EXERCISE INPUT.
________

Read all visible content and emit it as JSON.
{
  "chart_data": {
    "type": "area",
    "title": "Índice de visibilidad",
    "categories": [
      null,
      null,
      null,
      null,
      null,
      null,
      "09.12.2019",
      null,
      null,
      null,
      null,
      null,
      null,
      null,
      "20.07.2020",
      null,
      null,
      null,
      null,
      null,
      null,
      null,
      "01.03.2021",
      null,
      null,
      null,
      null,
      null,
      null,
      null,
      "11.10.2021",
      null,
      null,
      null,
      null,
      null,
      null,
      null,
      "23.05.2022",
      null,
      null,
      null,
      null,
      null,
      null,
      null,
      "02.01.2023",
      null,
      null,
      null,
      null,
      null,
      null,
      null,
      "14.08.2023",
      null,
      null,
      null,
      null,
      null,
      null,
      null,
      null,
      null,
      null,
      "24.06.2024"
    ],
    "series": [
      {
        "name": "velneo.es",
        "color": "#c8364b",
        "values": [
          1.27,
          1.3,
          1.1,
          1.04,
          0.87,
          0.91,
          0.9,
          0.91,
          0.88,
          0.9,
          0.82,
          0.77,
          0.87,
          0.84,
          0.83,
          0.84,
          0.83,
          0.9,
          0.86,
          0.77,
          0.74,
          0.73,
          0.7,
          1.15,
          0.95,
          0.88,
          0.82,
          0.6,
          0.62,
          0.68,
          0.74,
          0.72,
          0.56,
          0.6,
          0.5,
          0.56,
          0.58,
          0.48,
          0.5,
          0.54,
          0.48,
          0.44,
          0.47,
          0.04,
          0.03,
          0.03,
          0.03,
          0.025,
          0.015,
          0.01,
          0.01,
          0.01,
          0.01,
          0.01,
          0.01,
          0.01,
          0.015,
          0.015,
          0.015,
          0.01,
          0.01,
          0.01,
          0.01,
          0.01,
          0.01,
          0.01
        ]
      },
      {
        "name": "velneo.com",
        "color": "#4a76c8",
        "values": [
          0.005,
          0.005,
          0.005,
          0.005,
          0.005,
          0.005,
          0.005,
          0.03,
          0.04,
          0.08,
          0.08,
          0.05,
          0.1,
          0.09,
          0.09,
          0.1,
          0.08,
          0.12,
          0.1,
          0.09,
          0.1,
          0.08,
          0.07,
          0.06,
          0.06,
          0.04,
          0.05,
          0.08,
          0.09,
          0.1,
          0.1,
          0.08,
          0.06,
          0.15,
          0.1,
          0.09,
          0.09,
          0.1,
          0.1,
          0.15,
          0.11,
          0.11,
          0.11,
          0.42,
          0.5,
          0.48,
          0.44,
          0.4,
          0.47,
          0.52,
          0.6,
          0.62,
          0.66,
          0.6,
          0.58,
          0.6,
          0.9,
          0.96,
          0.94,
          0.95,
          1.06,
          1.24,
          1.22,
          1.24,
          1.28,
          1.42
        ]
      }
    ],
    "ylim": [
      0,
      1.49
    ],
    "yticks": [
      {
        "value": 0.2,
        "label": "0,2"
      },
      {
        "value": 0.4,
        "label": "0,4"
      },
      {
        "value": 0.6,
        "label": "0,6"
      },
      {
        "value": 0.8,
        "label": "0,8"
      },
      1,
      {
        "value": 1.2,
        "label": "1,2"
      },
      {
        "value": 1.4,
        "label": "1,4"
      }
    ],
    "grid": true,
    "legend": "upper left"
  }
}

________

GOAL. Recopy the whole listing exactly.

FULL SOLUTION.
Read all visible content and emit it as JSON.
{
  "chart_data": {
    "type": "area",
    "title": "Índice de visibilidad",
    "categories": [
      null,
      null,
      null,
      null,
      null,
      null,
      "09.12.2019",
      null,
      null,
      null,
      null,
      null,
      null,
      null,
      "20.07.2020",
      null,
      null,
      null,
      null,
      null,
      null,
      null,
      "01.03.2021",
      null,
      null,
      null,
      null,
      null,
      null,
      null,
      "11.10.2021",
      null,
      null,
      null,
      null,
      null,
      null,
      null,
      "23.05.2022",
      null,
      null,
      null,
      null,
      null,
      null,
      null,
      "02.01.2023",
      null,
      null,
      null,
      null,
      null,
      null,
      null,
      "14.08.2023",
      null,
      null,
      null,
      null,
      null,
      null,
      null,
      null,
      null,
      null,
      "24.06.2024"
    ],
    "series": [
      {
        "name": "velneo.es",
        "color": "#c8364b",
        "values": [
          1.27,
          1.3,
          1.1,
          1.04,
          0.87,
          0.91,
          0.9,
          0.91,
          0.88,
          0.9,
          0.82,
          0.77,
          0.87,
          0.84,
          0.83,
          0.84,
          0.83,
          0.9,
          0.86,
          0.77,
          0.74,
          0.73,
          0.7,
          1.15,
          0.95,
          0.88,
          0.82,
          0.6,
          0.62,
          0.68,
          0.74,
          0.72,
          0.56,
          0.6,
          0.5,
          0.56,
          0.58,
          0.48,
          0.5,
          0.54,
          0.48,
          0.44,
          0.47,
          0.04,
          0.03,
          0.03,
          0.03,
          0.025,
          0.015,
          0.01,
          0.01,
          0.01,
          0.01,
          0.01,
          0.01,
          0.01,
          0.015,
          0.015,
          0.015,
          0.01,
          0.01,
          0.01,
          0.01,
          0.01,
          0.01,
          0.01
        ]
      },
      {
        "name": "velneo.com",
        "color": "#4a76c8",
        "values": [
          0.005,
          0.005,
          0.005,
          0.005,
          0.005,
          0.005,
          0.005,
          0.03,
          0.04,
          0.08,
          0.08,
          0.05,
          0.1,
          0.09,
          0.09,
          0.1,
          0.08,
          0.12,
          0.1,
          0.09,
          0.1,
          0.08,
          0.07,
          0.06,
          0.06,
          0.04,
          0.05,
          0.08,
          0.09,
          0.1,
          0.1,
          0.08,
          0.06,
          0.15,
          0.1,
          0.09,
          0.09,
          0.1,
          0.1,
          0.15,
          0.11,
          0.11,
          0.11,
          0.42,
          0.5,
          0.48,
          0.44,
          0.4,
          0.47,
          0.52,
          0.6,
          0.62,
          0.66,
          0.6,
          0.58,
          0.6,
          0.9,
          0.96,
          0.94,
          0.95,
          1.06,
          1.24,
          1.22,
          1.24,
          1.28,
          1.42
        ]
      }
    ],
    "ylim": [
      0,
      1.49
    ],
    "yticks": [
      {
        "value": 0.2,
        "label": "0,2"
      },
      {
        "value": 0.4,
        "label": "0,4"
      },
      {
        "value": 0.6,
        "label": "0,6"
      },
      {
        "value": 0.8,
        "label": "0,8"
      },
      1,
      {
        "value": 1.2,
        "label": "1,2"
      },
      {
        "value": 1.4,
        "label": "1,4"
      }
    ],
    "grid": true,
    "legend": "upper left"
  }
}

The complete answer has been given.